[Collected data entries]
= = = = =
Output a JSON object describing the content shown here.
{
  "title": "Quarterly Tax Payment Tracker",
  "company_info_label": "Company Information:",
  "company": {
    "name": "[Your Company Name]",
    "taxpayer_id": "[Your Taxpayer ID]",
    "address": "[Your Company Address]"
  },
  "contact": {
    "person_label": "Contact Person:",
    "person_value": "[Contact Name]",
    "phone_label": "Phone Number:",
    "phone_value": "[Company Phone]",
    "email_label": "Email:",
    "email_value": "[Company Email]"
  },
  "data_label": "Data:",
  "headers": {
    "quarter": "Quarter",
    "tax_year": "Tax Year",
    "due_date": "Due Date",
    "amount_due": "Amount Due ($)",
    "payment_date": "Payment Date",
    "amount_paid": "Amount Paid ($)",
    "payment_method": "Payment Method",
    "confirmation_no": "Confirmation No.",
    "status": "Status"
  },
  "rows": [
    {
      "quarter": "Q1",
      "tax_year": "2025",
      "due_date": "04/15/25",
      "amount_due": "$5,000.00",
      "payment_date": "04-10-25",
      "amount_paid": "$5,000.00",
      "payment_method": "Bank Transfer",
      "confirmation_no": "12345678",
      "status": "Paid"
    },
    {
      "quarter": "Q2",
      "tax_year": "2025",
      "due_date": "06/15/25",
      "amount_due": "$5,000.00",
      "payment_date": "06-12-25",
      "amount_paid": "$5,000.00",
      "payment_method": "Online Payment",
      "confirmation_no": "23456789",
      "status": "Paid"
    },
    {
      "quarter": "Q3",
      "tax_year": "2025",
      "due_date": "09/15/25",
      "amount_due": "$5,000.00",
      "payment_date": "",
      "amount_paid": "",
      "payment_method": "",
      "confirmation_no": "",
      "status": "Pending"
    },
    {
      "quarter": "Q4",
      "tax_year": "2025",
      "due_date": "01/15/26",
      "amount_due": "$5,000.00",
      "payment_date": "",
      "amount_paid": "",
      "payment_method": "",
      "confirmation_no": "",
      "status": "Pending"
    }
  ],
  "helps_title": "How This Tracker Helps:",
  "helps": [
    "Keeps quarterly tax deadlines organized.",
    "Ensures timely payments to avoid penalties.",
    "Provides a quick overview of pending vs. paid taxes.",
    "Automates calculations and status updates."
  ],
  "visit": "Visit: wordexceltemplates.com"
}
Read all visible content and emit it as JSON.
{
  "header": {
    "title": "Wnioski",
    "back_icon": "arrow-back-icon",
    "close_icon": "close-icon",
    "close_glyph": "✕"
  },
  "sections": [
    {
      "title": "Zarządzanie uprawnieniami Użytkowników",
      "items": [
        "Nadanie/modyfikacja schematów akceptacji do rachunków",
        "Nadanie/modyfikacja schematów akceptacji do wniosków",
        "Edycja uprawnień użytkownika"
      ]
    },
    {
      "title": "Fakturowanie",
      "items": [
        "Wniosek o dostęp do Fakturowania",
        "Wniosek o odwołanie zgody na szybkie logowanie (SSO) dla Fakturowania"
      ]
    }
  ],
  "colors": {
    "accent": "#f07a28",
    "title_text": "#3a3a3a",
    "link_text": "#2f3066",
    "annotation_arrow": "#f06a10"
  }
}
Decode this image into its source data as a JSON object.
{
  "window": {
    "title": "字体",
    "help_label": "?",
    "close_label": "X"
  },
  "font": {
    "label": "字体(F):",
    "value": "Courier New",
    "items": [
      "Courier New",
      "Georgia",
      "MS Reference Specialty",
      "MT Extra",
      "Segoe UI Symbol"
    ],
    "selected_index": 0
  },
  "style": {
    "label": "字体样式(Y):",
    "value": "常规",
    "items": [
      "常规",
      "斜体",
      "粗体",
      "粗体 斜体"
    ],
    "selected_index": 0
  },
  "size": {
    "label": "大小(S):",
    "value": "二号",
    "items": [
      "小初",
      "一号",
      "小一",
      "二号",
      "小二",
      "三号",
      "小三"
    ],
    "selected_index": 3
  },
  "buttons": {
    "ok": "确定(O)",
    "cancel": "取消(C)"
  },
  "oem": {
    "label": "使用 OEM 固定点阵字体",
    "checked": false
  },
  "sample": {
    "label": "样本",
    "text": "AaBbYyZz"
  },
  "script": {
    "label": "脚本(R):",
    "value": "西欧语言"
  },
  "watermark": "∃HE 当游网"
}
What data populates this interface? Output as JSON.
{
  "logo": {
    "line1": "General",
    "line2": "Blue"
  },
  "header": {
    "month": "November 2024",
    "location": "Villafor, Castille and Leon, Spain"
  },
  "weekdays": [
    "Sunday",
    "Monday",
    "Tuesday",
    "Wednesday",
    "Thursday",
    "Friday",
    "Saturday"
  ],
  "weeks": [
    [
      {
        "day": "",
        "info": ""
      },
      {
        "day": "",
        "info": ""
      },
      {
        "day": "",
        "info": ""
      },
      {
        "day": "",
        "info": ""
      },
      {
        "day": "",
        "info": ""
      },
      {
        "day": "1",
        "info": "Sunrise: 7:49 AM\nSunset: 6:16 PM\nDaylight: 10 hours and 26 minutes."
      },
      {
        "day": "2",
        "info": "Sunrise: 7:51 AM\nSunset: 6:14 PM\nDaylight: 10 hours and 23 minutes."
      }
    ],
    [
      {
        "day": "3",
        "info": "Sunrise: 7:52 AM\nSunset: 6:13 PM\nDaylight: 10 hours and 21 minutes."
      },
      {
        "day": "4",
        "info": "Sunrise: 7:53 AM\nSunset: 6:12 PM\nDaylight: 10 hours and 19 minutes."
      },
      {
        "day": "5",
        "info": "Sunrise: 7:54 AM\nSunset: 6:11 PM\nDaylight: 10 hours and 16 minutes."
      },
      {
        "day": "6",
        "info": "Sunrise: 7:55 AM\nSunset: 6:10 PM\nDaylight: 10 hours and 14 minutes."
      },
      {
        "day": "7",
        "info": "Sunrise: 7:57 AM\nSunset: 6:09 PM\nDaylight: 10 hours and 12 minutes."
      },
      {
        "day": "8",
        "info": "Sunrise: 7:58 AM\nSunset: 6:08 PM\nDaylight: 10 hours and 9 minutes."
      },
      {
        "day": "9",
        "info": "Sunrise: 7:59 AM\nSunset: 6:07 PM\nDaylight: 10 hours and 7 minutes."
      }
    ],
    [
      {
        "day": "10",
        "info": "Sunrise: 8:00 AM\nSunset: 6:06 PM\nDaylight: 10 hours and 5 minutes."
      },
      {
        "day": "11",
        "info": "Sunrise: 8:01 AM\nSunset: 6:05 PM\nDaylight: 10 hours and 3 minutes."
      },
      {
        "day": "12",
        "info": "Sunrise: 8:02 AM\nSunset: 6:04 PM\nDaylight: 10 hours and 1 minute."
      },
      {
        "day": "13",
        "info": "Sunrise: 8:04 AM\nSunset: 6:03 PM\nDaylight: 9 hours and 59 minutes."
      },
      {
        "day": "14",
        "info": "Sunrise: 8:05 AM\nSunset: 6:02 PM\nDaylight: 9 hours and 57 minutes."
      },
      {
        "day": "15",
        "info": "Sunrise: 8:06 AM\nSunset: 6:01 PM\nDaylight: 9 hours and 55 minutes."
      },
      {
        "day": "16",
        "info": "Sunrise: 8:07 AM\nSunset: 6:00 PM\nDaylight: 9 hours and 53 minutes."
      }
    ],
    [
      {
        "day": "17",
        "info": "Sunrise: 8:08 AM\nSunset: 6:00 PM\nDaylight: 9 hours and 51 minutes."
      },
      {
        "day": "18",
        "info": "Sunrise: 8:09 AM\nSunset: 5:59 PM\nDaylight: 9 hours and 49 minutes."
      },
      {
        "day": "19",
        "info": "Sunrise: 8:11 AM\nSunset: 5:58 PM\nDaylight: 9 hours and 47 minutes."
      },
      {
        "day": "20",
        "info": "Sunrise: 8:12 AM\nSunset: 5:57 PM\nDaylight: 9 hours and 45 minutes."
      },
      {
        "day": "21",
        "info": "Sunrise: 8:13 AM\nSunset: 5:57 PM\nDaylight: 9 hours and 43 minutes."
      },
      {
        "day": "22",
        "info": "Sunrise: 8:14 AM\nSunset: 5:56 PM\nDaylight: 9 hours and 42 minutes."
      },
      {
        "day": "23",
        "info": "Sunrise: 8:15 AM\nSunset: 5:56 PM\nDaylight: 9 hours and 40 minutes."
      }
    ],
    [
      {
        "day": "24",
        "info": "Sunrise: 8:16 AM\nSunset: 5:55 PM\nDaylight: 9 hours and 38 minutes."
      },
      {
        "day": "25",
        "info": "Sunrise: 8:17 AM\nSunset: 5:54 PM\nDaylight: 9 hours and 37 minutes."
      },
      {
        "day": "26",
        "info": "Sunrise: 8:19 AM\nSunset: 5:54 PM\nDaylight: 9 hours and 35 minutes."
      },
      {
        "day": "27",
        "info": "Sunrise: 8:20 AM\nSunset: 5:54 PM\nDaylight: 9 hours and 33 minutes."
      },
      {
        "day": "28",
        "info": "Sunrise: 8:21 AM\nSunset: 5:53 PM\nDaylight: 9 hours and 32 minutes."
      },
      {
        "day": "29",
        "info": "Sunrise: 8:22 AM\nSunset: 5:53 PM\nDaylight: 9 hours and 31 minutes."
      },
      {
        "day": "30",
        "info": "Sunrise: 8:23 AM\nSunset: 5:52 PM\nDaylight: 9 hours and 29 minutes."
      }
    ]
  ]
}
= = = = =
■ AIM:
Count the lines above that contain the word "modyfikacja", and give only that number.

■ FINISHED TASK:
2